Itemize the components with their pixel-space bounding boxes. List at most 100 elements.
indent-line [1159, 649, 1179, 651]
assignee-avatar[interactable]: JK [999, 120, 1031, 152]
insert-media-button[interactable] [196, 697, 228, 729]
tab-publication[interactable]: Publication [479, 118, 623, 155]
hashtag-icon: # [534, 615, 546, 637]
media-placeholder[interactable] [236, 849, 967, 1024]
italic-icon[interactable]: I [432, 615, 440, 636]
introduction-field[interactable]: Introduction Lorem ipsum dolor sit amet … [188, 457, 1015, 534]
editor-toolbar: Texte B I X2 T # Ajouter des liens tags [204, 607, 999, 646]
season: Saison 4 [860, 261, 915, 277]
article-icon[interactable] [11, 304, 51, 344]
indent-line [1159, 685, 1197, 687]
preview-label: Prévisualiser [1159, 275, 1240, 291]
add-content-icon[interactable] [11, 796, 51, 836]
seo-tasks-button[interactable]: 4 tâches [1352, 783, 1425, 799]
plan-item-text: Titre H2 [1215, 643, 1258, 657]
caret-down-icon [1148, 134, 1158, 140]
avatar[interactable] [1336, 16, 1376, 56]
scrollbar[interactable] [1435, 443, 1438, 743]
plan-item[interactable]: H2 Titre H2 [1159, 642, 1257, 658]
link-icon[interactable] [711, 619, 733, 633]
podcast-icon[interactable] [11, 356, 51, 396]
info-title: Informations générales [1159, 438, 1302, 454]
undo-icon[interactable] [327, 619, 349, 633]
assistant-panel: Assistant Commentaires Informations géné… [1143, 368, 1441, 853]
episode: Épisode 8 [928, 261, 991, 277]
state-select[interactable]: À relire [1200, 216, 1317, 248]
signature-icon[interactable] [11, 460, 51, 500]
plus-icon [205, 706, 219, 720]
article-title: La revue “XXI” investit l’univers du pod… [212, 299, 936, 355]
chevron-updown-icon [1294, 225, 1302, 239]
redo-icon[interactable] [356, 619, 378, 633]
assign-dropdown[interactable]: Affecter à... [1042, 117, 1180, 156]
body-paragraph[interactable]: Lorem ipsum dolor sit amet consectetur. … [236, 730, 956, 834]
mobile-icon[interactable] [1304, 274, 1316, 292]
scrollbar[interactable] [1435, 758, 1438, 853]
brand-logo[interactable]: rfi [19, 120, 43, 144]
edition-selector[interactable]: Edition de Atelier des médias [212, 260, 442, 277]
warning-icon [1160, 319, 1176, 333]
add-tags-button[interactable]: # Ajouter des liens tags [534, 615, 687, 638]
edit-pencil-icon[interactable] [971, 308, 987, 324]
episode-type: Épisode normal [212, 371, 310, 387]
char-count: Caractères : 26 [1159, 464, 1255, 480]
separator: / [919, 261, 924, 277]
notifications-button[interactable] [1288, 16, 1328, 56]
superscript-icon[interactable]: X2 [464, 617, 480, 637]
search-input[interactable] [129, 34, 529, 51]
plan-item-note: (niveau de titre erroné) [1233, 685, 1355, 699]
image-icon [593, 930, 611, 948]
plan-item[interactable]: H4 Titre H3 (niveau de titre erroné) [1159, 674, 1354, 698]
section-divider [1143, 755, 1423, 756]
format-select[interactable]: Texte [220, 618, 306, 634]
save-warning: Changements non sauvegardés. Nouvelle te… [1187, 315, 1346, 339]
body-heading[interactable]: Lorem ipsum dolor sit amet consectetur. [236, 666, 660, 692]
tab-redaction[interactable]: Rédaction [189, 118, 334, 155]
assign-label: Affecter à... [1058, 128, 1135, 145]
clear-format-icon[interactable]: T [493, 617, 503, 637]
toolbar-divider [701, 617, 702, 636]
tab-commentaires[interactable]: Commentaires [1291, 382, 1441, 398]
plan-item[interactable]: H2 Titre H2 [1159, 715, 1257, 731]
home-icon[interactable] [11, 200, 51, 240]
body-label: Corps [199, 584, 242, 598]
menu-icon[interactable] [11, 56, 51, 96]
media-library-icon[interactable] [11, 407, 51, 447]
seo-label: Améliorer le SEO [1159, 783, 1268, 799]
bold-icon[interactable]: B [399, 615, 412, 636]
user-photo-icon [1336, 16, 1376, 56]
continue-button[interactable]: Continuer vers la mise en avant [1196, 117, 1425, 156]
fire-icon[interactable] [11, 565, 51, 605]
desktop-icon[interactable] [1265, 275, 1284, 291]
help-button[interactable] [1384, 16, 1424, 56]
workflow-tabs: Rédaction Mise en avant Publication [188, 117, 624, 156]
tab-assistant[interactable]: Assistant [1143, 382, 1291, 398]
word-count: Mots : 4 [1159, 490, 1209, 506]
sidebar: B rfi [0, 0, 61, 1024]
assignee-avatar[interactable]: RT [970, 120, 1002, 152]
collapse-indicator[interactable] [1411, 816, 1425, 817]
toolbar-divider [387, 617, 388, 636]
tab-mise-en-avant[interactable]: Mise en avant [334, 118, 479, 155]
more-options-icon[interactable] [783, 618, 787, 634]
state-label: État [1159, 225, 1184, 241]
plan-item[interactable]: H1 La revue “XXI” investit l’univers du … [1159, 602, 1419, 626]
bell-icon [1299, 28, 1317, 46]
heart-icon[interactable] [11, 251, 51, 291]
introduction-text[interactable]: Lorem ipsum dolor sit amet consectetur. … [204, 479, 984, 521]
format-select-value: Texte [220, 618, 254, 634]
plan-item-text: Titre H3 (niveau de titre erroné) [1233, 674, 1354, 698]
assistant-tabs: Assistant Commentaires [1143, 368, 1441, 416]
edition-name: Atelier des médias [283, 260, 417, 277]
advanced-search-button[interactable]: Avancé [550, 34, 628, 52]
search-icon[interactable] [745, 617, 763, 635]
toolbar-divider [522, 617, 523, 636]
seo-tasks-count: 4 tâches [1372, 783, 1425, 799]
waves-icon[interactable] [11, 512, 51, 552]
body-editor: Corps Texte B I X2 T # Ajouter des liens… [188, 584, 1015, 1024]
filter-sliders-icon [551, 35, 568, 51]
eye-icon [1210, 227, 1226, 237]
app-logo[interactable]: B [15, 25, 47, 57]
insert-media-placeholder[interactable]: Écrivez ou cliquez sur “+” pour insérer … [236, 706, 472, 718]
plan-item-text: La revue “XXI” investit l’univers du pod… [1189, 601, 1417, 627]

* Exercise details *
Print the rows above word for word, from the first line through the line that contains "tab-publication[interactable]: Publication [479, 118, 623, 155]".

* Written answer *
Itemize the components with their pixel-space bounding boxes. List at most 100 elements.
indent-line [1159, 649, 1179, 651]
assignee-avatar[interactable]: JK [999, 120, 1031, 152]
insert-media-button[interactable] [196, 697, 228, 729]
tab-publication[interactable]: Publication [479, 118, 623, 155]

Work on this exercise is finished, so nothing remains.